Goal: All of the material should be reproduced exactly, with pictures left out.

--

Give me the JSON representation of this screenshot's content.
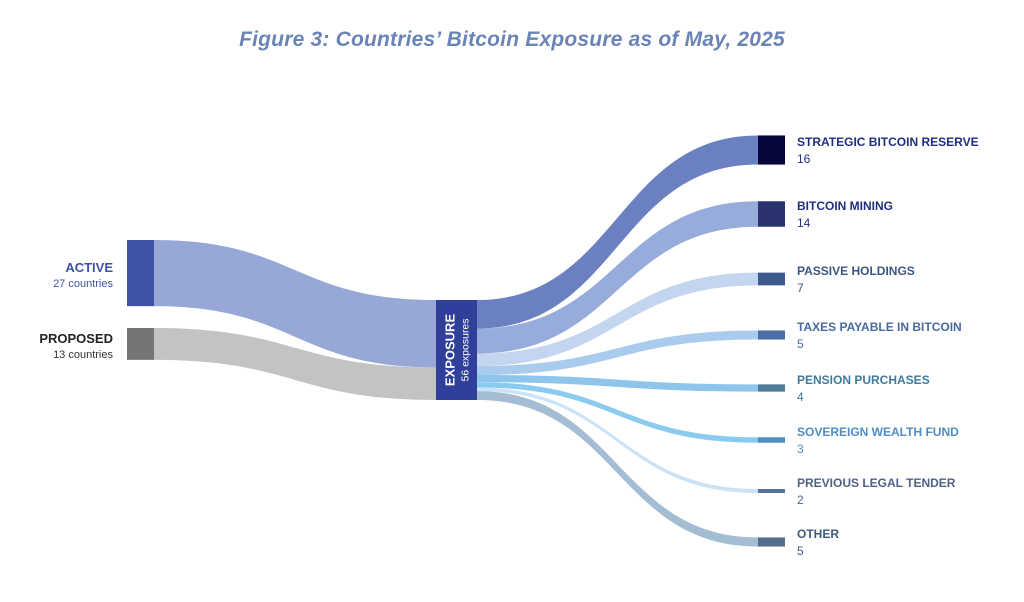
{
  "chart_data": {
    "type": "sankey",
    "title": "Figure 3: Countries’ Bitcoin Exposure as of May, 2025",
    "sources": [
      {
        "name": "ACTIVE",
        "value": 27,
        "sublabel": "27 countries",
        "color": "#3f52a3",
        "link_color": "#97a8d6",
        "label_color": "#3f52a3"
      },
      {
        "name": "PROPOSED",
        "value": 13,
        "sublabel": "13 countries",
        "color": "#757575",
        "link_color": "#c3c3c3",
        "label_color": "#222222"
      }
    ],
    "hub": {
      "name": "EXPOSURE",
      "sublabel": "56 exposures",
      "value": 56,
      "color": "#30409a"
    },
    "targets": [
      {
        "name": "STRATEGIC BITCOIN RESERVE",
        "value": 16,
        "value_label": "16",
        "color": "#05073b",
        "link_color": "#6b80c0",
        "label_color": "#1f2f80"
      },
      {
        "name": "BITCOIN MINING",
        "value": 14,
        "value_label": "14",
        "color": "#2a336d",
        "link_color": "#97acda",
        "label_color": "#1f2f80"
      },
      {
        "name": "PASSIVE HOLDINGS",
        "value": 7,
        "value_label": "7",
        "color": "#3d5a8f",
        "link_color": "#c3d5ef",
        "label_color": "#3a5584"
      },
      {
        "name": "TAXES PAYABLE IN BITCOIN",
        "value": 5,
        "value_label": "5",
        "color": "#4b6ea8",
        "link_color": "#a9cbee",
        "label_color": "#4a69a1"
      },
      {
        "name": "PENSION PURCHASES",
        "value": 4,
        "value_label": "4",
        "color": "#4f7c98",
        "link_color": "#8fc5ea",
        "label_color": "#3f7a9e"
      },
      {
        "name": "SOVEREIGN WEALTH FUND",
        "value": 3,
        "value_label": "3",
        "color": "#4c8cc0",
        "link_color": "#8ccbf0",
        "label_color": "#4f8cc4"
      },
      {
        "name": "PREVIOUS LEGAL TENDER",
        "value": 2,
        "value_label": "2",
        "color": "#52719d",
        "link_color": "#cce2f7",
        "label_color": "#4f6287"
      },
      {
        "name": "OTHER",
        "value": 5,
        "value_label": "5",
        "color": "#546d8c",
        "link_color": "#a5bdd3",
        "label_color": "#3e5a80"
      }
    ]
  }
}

--

Exercise result:
Give me the JSON representation of this screenshot's content.
{
  "chart_data": {
    "type": "sankey",
    "title": "Figure 3: Countries’ Bitcoin Exposure as of May, 2025",
    "sources": [
      {
        "name": "ACTIVE",
        "value": 27,
        "sublabel": "27 countries",
        "color": "#3f52a3",
        "link_color": "#97a8d6",
        "label_color": "#3f52a3"
      },
      {
        "name": "PROPOSED",
        "value": 13,
        "sublabel": "13 countries",
        "color": "#757575",
        "link_color": "#c3c3c3",
        "label_color": "#222222"
      }
    ],
    "hub": {
      "name": "EXPOSURE",
      "sublabel": "56 exposures",
      "value": 56,
      "color": "#30409a"
    },
    "targets": [
      {
        "name": "STRATEGIC BITCOIN RESERVE",
        "value": 16,
        "value_label": "16",
        "color": "#05073b",
        "link_color": "#6b80c0",
        "label_color": "#1f2f80"
      },
      {
        "name": "BITCOIN MINING",
        "value": 14,
        "value_label": "14",
        "color": "#2a336d",
        "link_color": "#97acda",
        "label_color": "#1f2f80"
      },
      {
        "name": "PASSIVE HOLDINGS",
        "value": 7,
        "value_label": "7",
        "color": "#3d5a8f",
        "link_color": "#c3d5ef",
        "label_color": "#3a5584"
      },
      {
        "name": "TAXES PAYABLE IN BITCOIN",
        "value": 5,
        "value_label": "5",
        "color": "#4b6ea8",
        "link_color": "#a9cbee",
        "label_color": "#4a69a1"
      },
      {
        "name": "PENSION PURCHASES",
        "value": 4,
        "value_label": "4",
        "color": "#4f7c98",
        "link_color": "#8fc5ea",
        "label_color": "#3f7a9e"
      },
      {
        "name": "SOVEREIGN WEALTH FUND",
        "value": 3,
        "value_label": "3",
        "color": "#4c8cc0",
        "link_color": "#8ccbf0",
        "label_color": "#4f8cc4"
      },
      {
        "name": "PREVIOUS LEGAL TENDER",
        "value": 2,
        "value_label": "2",
        "color": "#52719d",
        "link_color": "#cce2f7",
        "label_color": "#4f6287"
      },
      {
        "name": "OTHER",
        "value": 5,
        "value_label": "5",
        "color": "#546d8c",
        "link_color": "#a5bdd3",
        "label_color": "#3e5a80"
      }
    ]
  }
}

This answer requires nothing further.